> _WHAT YOU HAVE TO DO_
Take every line from the material that has the word "JSON" in it.

> _Records excerpted from a collection_
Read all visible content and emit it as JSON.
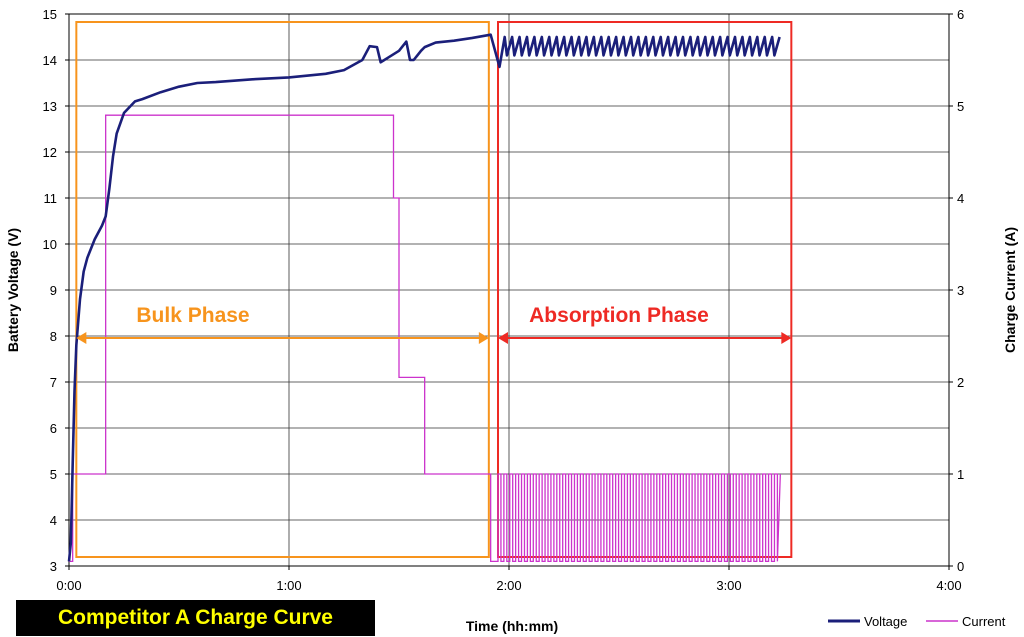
{
  "chart_data": {
    "type": "line",
    "title": "Competitor A Charge Curve",
    "xlabel": "Time (hh:mm)",
    "ylabel_left": "Battery Voltage (V)",
    "ylabel_right": "Charge Current (A)",
    "x_unit": "minutes",
    "xlim": [
      0,
      240
    ],
    "ylim_left": [
      3,
      15
    ],
    "ylim_right": [
      0,
      6
    ],
    "x_tick_labels": [
      "0:00",
      "1:00",
      "2:00",
      "3:00",
      "4:00"
    ],
    "y_left_tick_labels": [
      "3",
      "4",
      "5",
      "6",
      "7",
      "8",
      "9",
      "10",
      "11",
      "12",
      "13",
      "14",
      "15"
    ],
    "y_right_tick_labels": [
      "0",
      "1",
      "2",
      "3",
      "4",
      "5",
      "6"
    ],
    "grid": true,
    "legend_position": "bottom-right",
    "colors": {
      "voltage": "#1b1f7a",
      "current": "#cc33cc",
      "bulk": "#f7941d",
      "absorption": "#ee2a24",
      "badge_bg": "#000000",
      "badge_text": "#ffff00"
    },
    "series": [
      {
        "name": "Voltage",
        "axis": "left",
        "x": [
          0,
          0.5,
          1,
          1.5,
          2,
          3,
          4,
          5,
          7,
          9,
          10,
          11,
          12,
          13,
          15,
          18,
          20,
          25,
          30,
          35,
          40,
          50,
          60,
          70,
          75,
          80,
          82,
          84,
          85,
          86,
          87,
          90,
          92,
          93,
          94,
          95,
          96,
          97,
          100,
          105,
          110,
          115
        ],
        "values": [
          3.1,
          3.5,
          5.2,
          6.8,
          7.8,
          8.8,
          9.4,
          9.7,
          10.1,
          10.4,
          10.6,
          11.2,
          11.9,
          12.4,
          12.85,
          13.1,
          13.15,
          13.3,
          13.42,
          13.5,
          13.52,
          13.58,
          13.62,
          13.7,
          13.78,
          14.0,
          14.3,
          14.28,
          13.95,
          14.0,
          14.05,
          14.2,
          14.4,
          14.0,
          14.0,
          14.1,
          14.2,
          14.28,
          14.38,
          14.42,
          14.48,
          14.55
        ]
      },
      {
        "name": "Current",
        "axis": "right",
        "x": [
          0,
          1,
          1,
          10,
          10,
          88.5,
          88.5,
          90,
          90,
          97,
          97,
          115,
          115
        ],
        "values": [
          0.05,
          0.05,
          1.0,
          1.0,
          4.9,
          4.9,
          4.0,
          4.0,
          2.05,
          2.05,
          1.0,
          1.0,
          0.05
        ]
      }
    ],
    "absorption_oscillation": {
      "x_start": 117,
      "x_end": 194,
      "voltage_high": 14.5,
      "voltage_low": 14.1,
      "current_high": 1.0,
      "current_low": 0.05,
      "cycles": 48
    },
    "annotations": [
      {
        "text": "Bulk Phase",
        "x_start": 2,
        "x_end": 114.5
      },
      {
        "text": "Absorption Phase",
        "x_start": 117,
        "x_end": 197
      }
    ]
  },
  "legend": {
    "voltage": "Voltage",
    "current": "Current"
  }
}
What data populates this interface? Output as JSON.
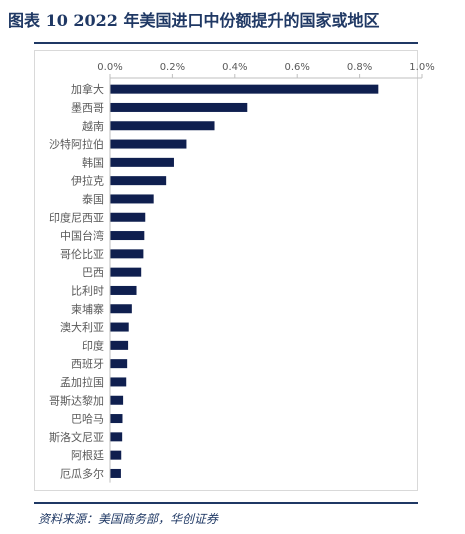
{
  "title": "图表 10    2022 年美国进口中份额提升的国家或地区",
  "source": "资料来源：美国商务部，华创证券",
  "colors": {
    "bar": "#0f1f4f",
    "accent": "#1f3864",
    "tick": "#595959",
    "grid": "#bfbfbf"
  },
  "chart_data": {
    "type": "bar",
    "orientation": "horizontal",
    "title": "",
    "xlabel": "",
    "ylabel": "",
    "xlim": [
      0,
      1.0
    ],
    "x_ticks": [
      "0.0%",
      "0.2%",
      "0.4%",
      "0.6%",
      "0.8%",
      "1.0%"
    ],
    "tick_positions": [
      0,
      0.2,
      0.4,
      0.6,
      0.8,
      1.0
    ],
    "axis_position": "top",
    "grid": false,
    "legend": "none",
    "unit": "%",
    "categories": [
      "加拿大",
      "墨西哥",
      "越南",
      "沙特阿拉伯",
      "韩国",
      "伊拉克",
      "泰国",
      "印度尼西亚",
      "中国台湾",
      "哥伦比亚",
      "巴西",
      "比利时",
      "柬埔寨",
      "澳大利亚",
      "印度",
      "西班牙",
      "孟加拉国",
      "哥斯达黎加",
      "巴哈马",
      "斯洛文尼亚",
      "阿根廷",
      "厄瓜多尔"
    ],
    "values": [
      0.86,
      0.44,
      0.335,
      0.245,
      0.205,
      0.18,
      0.14,
      0.113,
      0.11,
      0.107,
      0.1,
      0.085,
      0.07,
      0.06,
      0.058,
      0.055,
      0.052,
      0.042,
      0.04,
      0.039,
      0.036,
      0.035
    ]
  }
}
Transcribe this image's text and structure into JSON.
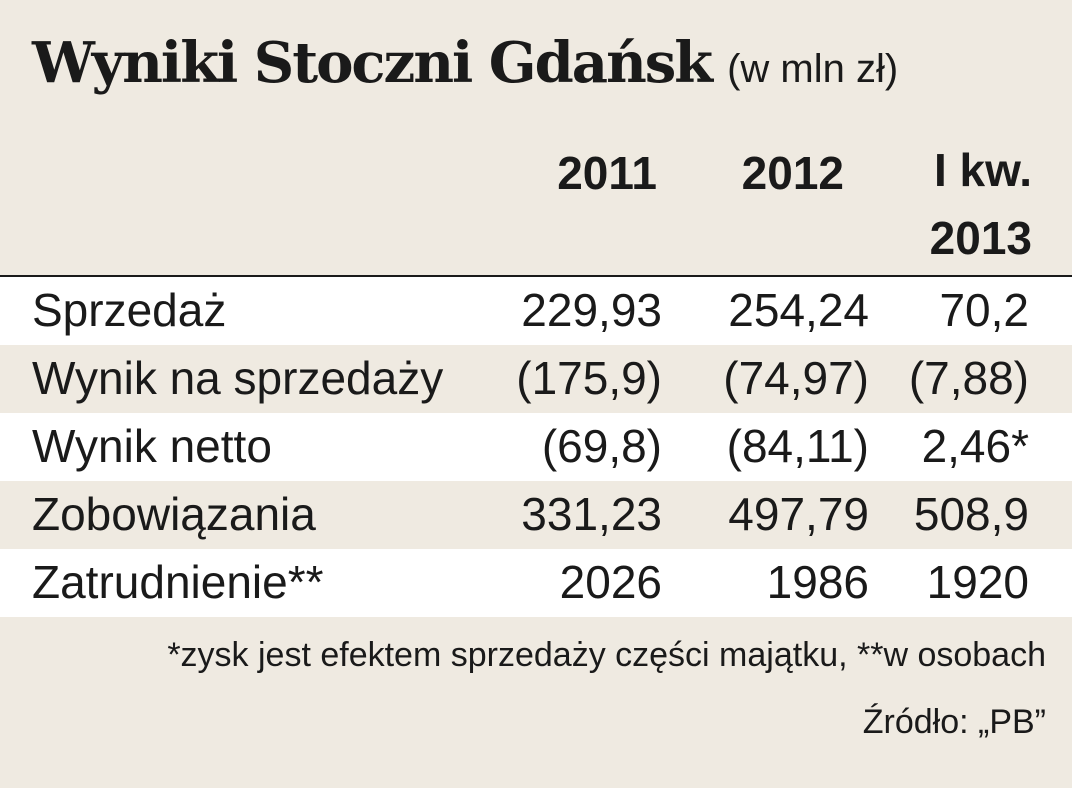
{
  "header": {
    "title": "Wyniki Stoczni Gdańsk",
    "unit": "(w mln zł)"
  },
  "chart_data": {
    "type": "table",
    "title": "Wyniki Stoczni Gdańsk",
    "subtitle": "(w mln zł)",
    "columns": [
      "2011",
      "2012",
      "I kw. 2013"
    ],
    "column_heads": {
      "c2011": "2011",
      "c2012": "2012",
      "q1_line1": "I kw.",
      "q1_line2": "2013"
    },
    "rows": [
      {
        "label": "Sprzedaż",
        "values": [
          "229,93",
          "254,24",
          "70,2"
        ]
      },
      {
        "label": "Wynik na sprzedaży",
        "values": [
          "(175,9)",
          "(74,97)",
          "(7,88)"
        ]
      },
      {
        "label": "Wynik netto",
        "values": [
          "(69,8)",
          "(84,11)",
          "2,46*"
        ]
      },
      {
        "label": "Zobowiązania",
        "values": [
          "331,23",
          "497,79",
          "508,9"
        ]
      },
      {
        "label": "Zatrudnienie**",
        "values": [
          "2026",
          "1986",
          "1920"
        ]
      }
    ]
  },
  "footnote": "*zysk jest efektem sprzedaży części majątku, **w osobach",
  "source": "Źródło: „PB”",
  "colors": {
    "background": "#efeae1",
    "row_alt": "#ffffff",
    "text": "#1a1a1a"
  }
}
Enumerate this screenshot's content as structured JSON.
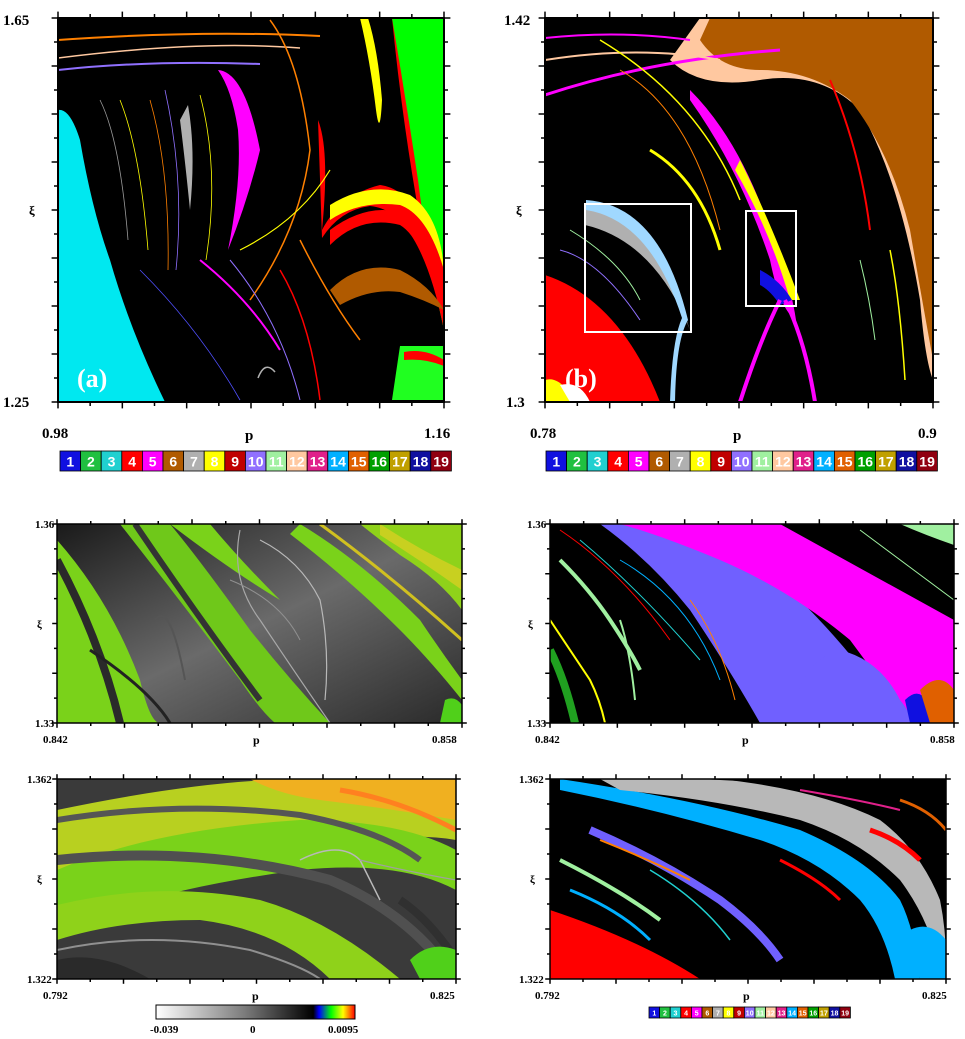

> _REPLY TO THE EXERCISE_
Read all visible content and emit it as JSON.
What data populates this interface? Output as JSON.
Transcribe this image's text and structure into JSON.
Enumerate this screenshot's content as structured JSON.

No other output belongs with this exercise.